[Saved data entries]
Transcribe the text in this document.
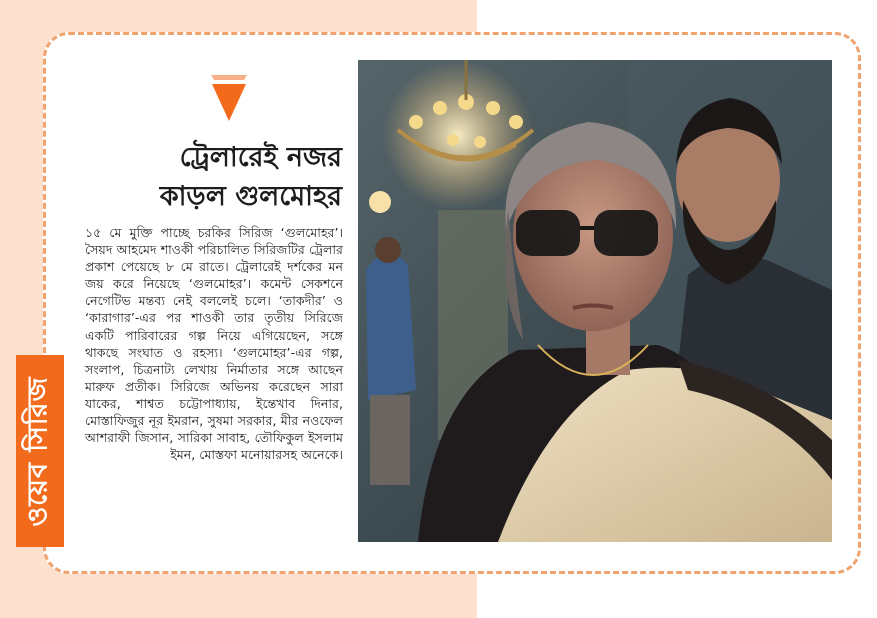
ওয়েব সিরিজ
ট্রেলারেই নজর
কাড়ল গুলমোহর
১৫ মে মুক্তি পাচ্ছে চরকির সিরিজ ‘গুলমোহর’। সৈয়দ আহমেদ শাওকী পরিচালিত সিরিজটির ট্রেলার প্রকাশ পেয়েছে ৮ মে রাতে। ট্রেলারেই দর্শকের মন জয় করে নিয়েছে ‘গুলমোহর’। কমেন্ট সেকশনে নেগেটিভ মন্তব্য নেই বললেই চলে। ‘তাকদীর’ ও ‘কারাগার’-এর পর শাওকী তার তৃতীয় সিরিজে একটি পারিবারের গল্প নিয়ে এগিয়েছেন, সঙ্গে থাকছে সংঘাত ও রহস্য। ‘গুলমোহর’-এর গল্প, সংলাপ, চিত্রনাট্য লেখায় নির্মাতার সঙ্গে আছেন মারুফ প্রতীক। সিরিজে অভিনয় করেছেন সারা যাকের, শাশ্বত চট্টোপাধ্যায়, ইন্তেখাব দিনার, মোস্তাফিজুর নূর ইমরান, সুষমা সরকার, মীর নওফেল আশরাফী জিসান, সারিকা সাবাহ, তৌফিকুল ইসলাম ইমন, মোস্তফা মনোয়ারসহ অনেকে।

==

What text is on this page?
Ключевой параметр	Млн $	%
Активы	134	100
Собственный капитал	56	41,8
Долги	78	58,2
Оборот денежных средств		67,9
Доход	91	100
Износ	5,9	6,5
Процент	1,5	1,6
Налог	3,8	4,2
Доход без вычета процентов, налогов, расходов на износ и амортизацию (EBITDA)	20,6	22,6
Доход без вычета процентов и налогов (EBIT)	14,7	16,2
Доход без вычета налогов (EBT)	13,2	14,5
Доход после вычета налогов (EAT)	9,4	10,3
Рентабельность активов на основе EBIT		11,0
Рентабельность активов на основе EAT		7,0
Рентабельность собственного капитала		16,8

GOAL OF THE EXERCISE |
In the entries above, find every line holding the word "основе" and copy it out.

RESPONSE FOR THIS EXERCISE |
Рентабельность активов на основе EBIT		11,0
Рентабельность активов на основе EAT		7,0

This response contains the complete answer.